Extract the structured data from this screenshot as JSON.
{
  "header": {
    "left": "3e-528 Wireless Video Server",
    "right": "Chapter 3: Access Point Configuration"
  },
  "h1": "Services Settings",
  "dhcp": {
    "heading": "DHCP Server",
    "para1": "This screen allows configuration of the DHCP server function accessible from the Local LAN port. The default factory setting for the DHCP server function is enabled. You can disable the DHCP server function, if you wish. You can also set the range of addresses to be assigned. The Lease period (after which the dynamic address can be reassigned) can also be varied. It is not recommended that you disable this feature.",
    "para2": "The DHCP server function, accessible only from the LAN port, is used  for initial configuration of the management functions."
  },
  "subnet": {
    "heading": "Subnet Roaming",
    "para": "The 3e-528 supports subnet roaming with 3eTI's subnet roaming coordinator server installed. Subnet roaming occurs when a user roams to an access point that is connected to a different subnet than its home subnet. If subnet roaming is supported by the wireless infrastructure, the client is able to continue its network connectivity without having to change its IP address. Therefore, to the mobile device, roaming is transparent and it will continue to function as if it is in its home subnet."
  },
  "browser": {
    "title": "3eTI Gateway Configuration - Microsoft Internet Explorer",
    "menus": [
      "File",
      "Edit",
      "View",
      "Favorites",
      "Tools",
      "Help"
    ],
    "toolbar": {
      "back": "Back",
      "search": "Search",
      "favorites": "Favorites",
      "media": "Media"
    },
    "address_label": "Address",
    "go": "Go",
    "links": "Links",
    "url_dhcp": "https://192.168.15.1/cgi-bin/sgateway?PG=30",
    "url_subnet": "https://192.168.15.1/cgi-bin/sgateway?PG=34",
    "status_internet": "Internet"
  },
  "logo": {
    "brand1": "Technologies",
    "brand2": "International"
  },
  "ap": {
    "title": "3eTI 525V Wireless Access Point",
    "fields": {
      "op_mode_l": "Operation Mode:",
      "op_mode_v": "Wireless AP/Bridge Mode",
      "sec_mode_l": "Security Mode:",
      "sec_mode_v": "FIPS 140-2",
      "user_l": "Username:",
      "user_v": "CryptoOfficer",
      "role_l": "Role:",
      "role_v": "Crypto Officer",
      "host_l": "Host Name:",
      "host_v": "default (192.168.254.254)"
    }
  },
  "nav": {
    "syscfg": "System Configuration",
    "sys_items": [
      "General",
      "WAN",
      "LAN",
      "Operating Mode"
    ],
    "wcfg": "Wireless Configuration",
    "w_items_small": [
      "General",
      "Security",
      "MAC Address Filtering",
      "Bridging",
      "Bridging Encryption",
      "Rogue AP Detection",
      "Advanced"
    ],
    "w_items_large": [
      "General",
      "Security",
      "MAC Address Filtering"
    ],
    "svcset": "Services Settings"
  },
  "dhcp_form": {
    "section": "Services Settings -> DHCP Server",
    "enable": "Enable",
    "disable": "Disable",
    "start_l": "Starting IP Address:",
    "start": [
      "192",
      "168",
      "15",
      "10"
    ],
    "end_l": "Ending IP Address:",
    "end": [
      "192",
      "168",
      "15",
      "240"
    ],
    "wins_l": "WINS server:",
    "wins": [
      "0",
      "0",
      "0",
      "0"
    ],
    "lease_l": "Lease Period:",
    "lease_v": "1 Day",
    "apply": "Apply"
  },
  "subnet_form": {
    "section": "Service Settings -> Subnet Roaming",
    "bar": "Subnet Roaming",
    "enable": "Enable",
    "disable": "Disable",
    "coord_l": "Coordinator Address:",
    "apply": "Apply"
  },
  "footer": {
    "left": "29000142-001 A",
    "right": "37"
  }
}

○ ○ ○

EXERCISE REQUIREMENTS – Write out every line from the records above, word for word.

WRITTEN REPLY –
Extract the structured data from this screenshot as JSON.
{
  "header": {
    "left": "3e-528 Wireless Video Server",
    "right": "Chapter 3: Access Point Configuration"
  },
  "h1": "Services Settings",
  "dhcp": {
    "heading": "DHCP Server",
    "para1": "This screen allows configuration of the DHCP server function accessible from the Local LAN port. The default factory setting for the DHCP server function is enabled. You can disable the DHCP server function, if you wish. You can also set the range of addresses to be assigned. The Lease period (after which the dynamic address can be reassigned) can also be varied. It is not recommended that you disable this feature.",
    "para2": "The DHCP server function, accessible only from the LAN port, is used  for initial configuration of the management functions."
  },
  "subnet": {
    "heading": "Subnet Roaming",
    "para": "The 3e-528 supports subnet roaming with 3eTI's subnet roaming coordinator server installed. Subnet roaming occurs when a user roams to an access point that is connected to a different subnet than its home subnet. If subnet roaming is supported by the wireless infrastructure, the client is able to continue its network connectivity without having to change its IP address. Therefore, to the mobile device, roaming is transparent and it will continue to function as if it is in its home subnet."
  },
  "browser": {
    "title": "3eTI Gateway Configuration - Microsoft Internet Explorer",
    "menus": [
      "File",
      "Edit",
      "View",
      "Favorites",
      "Tools",
      "Help"
    ],
    "toolbar": {
      "back": "Back",
      "search": "Search",
      "favorites": "Favorites",
      "media": "Media"
    },
    "address_label": "Address",
    "go": "Go",
    "links": "Links",
    "url_dhcp": "https://192.168.15.1/cgi-bin/sgateway?PG=30",
    "url_subnet": "https://192.168.15.1/cgi-bin/sgateway?PG=34",
    "status_internet": "Internet"
  },
  "logo": {
    "brand1": "Technologies",
    "brand2": "International"
  },
  "ap": {
    "title": "3eTI 525V Wireless Access Point",
    "fields": {
      "op_mode_l": "Operation Mode:",
      "op_mode_v": "Wireless AP/Bridge Mode",
      "sec_mode_l": "Security Mode:",
      "sec_mode_v": "FIPS 140-2",
      "user_l": "Username:",
      "user_v": "CryptoOfficer",
      "role_l": "Role:",
      "role_v": "Crypto Officer",
      "host_l": "Host Name:",
      "host_v": "default (192.168.254.254)"
    }
  },
  "nav": {
    "syscfg": "System Configuration",
    "sys_items": [
      "General",
      "WAN",
      "LAN",
      "Operating Mode"
    ],
    "wcfg": "Wireless Configuration",
    "w_items_small": [
      "General",
      "Security",
      "MAC Address Filtering",
      "Bridging",
      "Bridging Encryption",
      "Rogue AP Detection",
      "Advanced"
    ],
    "w_items_large": [
      "General",
      "Security",
      "MAC Address Filtering"
    ],
    "svcset": "Services Settings"
  },
  "dhcp_form": {
    "section": "Services Settings -> DHCP Server",
    "enable": "Enable",
    "disable": "Disable",
    "start_l": "Starting IP Address:",
    "start": [
      "192",
      "168",
      "15",
      "10"
    ],
    "end_l": "Ending IP Address:",
    "end": [
      "192",
      "168",
      "15",
      "240"
    ],
    "wins_l": "WINS server:",
    "wins": [
      "0",
      "0",
      "0",
      "0"
    ],
    "lease_l": "Lease Period:",
    "lease_v": "1 Day",
    "apply": "Apply"
  },
  "subnet_form": {
    "section": "Service Settings -> Subnet Roaming",
    "bar": "Subnet Roaming",
    "enable": "Enable",
    "disable": "Disable",
    "coord_l": "Coordinator Address:",
    "apply": "Apply"
  },
  "footer": {
    "left": "29000142-001 A",
    "right": "37"
  }
}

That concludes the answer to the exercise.